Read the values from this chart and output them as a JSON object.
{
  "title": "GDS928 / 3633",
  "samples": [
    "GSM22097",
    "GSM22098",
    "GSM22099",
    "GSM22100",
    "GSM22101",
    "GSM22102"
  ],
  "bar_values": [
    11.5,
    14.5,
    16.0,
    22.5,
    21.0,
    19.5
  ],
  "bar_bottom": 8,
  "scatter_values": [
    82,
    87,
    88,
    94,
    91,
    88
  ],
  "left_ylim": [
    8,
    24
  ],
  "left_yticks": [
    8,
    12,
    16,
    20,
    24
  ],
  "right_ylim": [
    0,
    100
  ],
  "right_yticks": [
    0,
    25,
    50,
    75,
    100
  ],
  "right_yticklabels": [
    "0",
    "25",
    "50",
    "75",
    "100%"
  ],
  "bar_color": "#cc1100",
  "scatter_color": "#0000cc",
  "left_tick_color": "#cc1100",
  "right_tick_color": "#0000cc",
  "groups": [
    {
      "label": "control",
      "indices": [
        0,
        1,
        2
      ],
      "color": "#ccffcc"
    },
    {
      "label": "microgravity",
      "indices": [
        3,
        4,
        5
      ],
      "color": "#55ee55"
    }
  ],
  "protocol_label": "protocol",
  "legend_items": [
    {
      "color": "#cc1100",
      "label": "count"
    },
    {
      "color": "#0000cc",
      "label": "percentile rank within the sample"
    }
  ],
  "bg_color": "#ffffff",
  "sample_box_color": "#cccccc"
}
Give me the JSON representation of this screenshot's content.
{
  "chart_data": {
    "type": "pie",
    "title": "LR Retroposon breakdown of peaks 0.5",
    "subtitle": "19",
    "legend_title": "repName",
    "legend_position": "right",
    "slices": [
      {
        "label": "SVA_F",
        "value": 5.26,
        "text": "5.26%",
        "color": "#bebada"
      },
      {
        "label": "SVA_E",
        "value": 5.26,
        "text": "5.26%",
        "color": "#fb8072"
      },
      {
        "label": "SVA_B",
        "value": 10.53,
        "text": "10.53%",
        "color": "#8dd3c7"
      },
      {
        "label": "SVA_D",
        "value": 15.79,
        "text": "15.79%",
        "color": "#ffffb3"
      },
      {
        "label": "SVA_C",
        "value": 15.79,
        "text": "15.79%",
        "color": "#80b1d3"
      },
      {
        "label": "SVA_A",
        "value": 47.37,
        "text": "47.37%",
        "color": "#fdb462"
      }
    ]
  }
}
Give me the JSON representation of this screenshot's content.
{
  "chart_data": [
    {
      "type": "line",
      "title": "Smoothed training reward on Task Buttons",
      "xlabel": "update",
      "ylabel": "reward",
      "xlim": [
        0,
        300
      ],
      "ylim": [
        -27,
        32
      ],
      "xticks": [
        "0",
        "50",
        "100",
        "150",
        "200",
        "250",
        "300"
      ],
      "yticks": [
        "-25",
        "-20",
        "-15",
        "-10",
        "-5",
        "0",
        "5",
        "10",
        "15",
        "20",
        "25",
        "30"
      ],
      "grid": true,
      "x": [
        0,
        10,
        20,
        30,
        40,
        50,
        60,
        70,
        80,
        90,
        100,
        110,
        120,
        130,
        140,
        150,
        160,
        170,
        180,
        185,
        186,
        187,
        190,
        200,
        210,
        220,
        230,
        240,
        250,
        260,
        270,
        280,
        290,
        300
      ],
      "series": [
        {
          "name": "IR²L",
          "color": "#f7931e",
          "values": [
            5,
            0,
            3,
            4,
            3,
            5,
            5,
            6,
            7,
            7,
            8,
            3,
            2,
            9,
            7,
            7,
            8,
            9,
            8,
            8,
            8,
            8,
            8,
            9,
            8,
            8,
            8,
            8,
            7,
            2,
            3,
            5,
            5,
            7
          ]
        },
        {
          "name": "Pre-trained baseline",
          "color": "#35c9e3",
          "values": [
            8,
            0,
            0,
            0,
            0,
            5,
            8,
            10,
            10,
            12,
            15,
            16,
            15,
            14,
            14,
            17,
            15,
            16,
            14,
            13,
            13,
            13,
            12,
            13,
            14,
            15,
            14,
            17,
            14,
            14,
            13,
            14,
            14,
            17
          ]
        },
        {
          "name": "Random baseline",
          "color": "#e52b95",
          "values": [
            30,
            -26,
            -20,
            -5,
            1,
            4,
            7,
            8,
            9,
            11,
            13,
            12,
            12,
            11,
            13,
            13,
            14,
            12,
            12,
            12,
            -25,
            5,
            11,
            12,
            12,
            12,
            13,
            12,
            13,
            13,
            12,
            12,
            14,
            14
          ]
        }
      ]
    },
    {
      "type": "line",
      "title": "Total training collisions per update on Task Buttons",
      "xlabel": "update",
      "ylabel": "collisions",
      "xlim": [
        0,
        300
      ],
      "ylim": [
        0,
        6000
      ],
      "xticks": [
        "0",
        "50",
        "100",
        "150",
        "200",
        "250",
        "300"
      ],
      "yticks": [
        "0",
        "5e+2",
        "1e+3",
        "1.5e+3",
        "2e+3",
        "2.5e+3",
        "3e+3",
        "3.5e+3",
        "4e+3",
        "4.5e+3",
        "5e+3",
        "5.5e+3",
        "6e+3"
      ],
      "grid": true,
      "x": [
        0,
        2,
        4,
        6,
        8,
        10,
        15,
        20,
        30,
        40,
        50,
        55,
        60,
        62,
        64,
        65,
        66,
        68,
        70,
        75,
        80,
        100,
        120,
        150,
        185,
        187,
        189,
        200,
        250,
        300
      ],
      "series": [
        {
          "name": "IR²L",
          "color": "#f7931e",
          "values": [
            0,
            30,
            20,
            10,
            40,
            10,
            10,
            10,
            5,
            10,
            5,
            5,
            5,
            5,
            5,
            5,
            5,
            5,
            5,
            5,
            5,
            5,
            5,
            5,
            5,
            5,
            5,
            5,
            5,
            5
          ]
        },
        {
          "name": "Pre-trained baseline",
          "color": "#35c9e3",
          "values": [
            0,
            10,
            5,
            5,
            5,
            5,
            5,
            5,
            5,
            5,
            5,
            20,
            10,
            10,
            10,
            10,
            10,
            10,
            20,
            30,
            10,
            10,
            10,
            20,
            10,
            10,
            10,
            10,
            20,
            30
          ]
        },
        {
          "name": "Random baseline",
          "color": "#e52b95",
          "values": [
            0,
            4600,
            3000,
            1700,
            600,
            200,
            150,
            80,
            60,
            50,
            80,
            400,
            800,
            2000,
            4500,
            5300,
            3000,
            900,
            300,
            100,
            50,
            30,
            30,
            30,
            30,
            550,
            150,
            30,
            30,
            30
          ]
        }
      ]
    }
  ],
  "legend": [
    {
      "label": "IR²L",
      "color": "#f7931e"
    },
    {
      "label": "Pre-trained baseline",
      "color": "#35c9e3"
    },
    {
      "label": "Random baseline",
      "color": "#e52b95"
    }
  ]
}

++++++++++++++++++++

== TASK ==
Write every record out again, unaltered.

== ANSWER TO THE TASK ==
Read the values from this chart and output them as a JSON object.
{
  "title": "GDS928 / 3633",
  "samples": [
    "GSM22097",
    "GSM22098",
    "GSM22099",
    "GSM22100",
    "GSM22101",
    "GSM22102"
  ],
  "bar_values": [
    11.5,
    14.5,
    16.0,
    22.5,
    21.0,
    19.5
  ],
  "bar_bottom": 8,
  "scatter_values": [
    82,
    87,
    88,
    94,
    91,
    88
  ],
  "left_ylim": [
    8,
    24
  ],
  "left_yticks": [
    8,
    12,
    16,
    20,
    24
  ],
  "right_ylim": [
    0,
    100
  ],
  "right_yticks": [
    0,
    25,
    50,
    75,
    100
  ],
  "right_yticklabels": [
    "0",
    "25",
    "50",
    "75",
    "100%"
  ],
  "bar_color": "#cc1100",
  "scatter_color": "#0000cc",
  "left_tick_color": "#cc1100",
  "right_tick_color": "#0000cc",
  "groups": [
    {
      "label": "control",
      "indices": [
        0,
        1,
        2
      ],
      "color": "#ccffcc"
    },
    {
      "label": "microgravity",
      "indices": [
        3,
        4,
        5
      ],
      "color": "#55ee55"
    }
  ],
  "protocol_label": "protocol",
  "legend_items": [
    {
      "color": "#cc1100",
      "label": "count"
    },
    {
      "color": "#0000cc",
      "label": "percentile rank within the sample"
    }
  ],
  "bg_color": "#ffffff",
  "sample_box_color": "#cccccc"
}
Give me the JSON representation of this screenshot's content.
{
  "chart_data": {
    "type": "pie",
    "title": "LR Retroposon breakdown of peaks 0.5",
    "subtitle": "19",
    "legend_title": "repName",
    "legend_position": "right",
    "slices": [
      {
        "label": "SVA_F",
        "value": 5.26,
        "text": "5.26%",
        "color": "#bebada"
      },
      {
        "label": "SVA_E",
        "value": 5.26,
        "text": "5.26%",
        "color": "#fb8072"
      },
      {
        "label": "SVA_B",
        "value": 10.53,
        "text": "10.53%",
        "color": "#8dd3c7"
      },
      {
        "label": "SVA_D",
        "value": 15.79,
        "text": "15.79%",
        "color": "#ffffb3"
      },
      {
        "label": "SVA_C",
        "value": 15.79,
        "text": "15.79%",
        "color": "#80b1d3"
      },
      {
        "label": "SVA_A",
        "value": 47.37,
        "text": "47.37%",
        "color": "#fdb462"
      }
    ]
  }
}
Give me the JSON representation of this screenshot's content.
{
  "chart_data": [
    {
      "type": "line",
      "title": "Smoothed training reward on Task Buttons",
      "xlabel": "update",
      "ylabel": "reward",
      "xlim": [
        0,
        300
      ],
      "ylim": [
        -27,
        32
      ],
      "xticks": [
        "0",
        "50",
        "100",
        "150",
        "200",
        "250",
        "300"
      ],
      "yticks": [
        "-25",
        "-20",
        "-15",
        "-10",
        "-5",
        "0",
        "5",
        "10",
        "15",
        "20",
        "25",
        "30"
      ],
      "grid": true,
      "x": [
        0,
        10,
        20,
        30,
        40,
        50,
        60,
        70,
        80,
        90,
        100,
        110,
        120,
        130,
        140,
        150,
        160,
        170,
        180,
        185,
        186,
        187,
        190,
        200,
        210,
        220,
        230,
        240,
        250,
        260,
        270,
        280,
        290,
        300
      ],
      "series": [
        {
          "name": "IR²L",
          "color": "#f7931e",
          "values": [
            5,
            0,
            3,
            4,
            3,
            5,
            5,
            6,
            7,
            7,
            8,
            3,
            2,
            9,
            7,
            7,
            8,
            9,
            8,
            8,
            8,
            8,
            8,
            9,
            8,
            8,
            8,
            8,
            7,
            2,
            3,
            5,
            5,
            7
          ]
        },
        {
          "name": "Pre-trained baseline",
          "color": "#35c9e3",
          "values": [
            8,
            0,
            0,
            0,
            0,
            5,
            8,
            10,
            10,
            12,
            15,
            16,
            15,
            14,
            14,
            17,
            15,
            16,
            14,
            13,
            13,
            13,
            12,
            13,
            14,
            15,
            14,
            17,
            14,
            14,
            13,
            14,
            14,
            17
          ]
        },
        {
          "name": "Random baseline",
          "color": "#e52b95",
          "values": [
            30,
            -26,
            -20,
            -5,
            1,
            4,
            7,
            8,
            9,
            11,
            13,
            12,
            12,
            11,
            13,
            13,
            14,
            12,
            12,
            12,
            -25,
            5,
            11,
            12,
            12,
            12,
            13,
            12,
            13,
            13,
            12,
            12,
            14,
            14
          ]
        }
      ]
    },
    {
      "type": "line",
      "title": "Total training collisions per update on Task Buttons",
      "xlabel": "update",
      "ylabel": "collisions",
      "xlim": [
        0,
        300
      ],
      "ylim": [
        0,
        6000
      ],
      "xticks": [
        "0",
        "50",
        "100",
        "150",
        "200",
        "250",
        "300"
      ],
      "yticks": [
        "0",
        "5e+2",
        "1e+3",
        "1.5e+3",
        "2e+3",
        "2.5e+3",
        "3e+3",
        "3.5e+3",
        "4e+3",
        "4.5e+3",
        "5e+3",
        "5.5e+3",
        "6e+3"
      ],
      "grid": true,
      "x": [
        0,
        2,
        4,
        6,
        8,
        10,
        15,
        20,
        30,
        40,
        50,
        55,
        60,
        62,
        64,
        65,
        66,
        68,
        70,
        75,
        80,
        100,
        120,
        150,
        185,
        187,
        189,
        200,
        250,
        300
      ],
      "series": [
        {
          "name": "IR²L",
          "color": "#f7931e",
          "values": [
            0,
            30,
            20,
            10,
            40,
            10,
            10,
            10,
            5,
            10,
            5,
            5,
            5,
            5,
            5,
            5,
            5,
            5,
            5,
            5,
            5,
            5,
            5,
            5,
            5,
            5,
            5,
            5,
            5,
            5
          ]
        },
        {
          "name": "Pre-trained baseline",
          "color": "#35c9e3",
          "values": [
            0,
            10,
            5,
            5,
            5,
            5,
            5,
            5,
            5,
            5,
            5,
            20,
            10,
            10,
            10,
            10,
            10,
            10,
            20,
            30,
            10,
            10,
            10,
            20,
            10,
            10,
            10,
            10,
            20,
            30
          ]
        },
        {
          "name": "Random baseline",
          "color": "#e52b95",
          "values": [
            0,
            4600,
            3000,
            1700,
            600,
            200,
            150,
            80,
            60,
            50,
            80,
            400,
            800,
            2000,
            4500,
            5300,
            3000,
            900,
            300,
            100,
            50,
            30,
            30,
            30,
            30,
            550,
            150,
            30,
            30,
            30
          ]
        }
      ]
    }
  ],
  "legend": [
    {
      "label": "IR²L",
      "color": "#f7931e"
    },
    {
      "label": "Pre-trained baseline",
      "color": "#35c9e3"
    },
    {
      "label": "Random baseline",
      "color": "#e52b95"
    }
  ]
}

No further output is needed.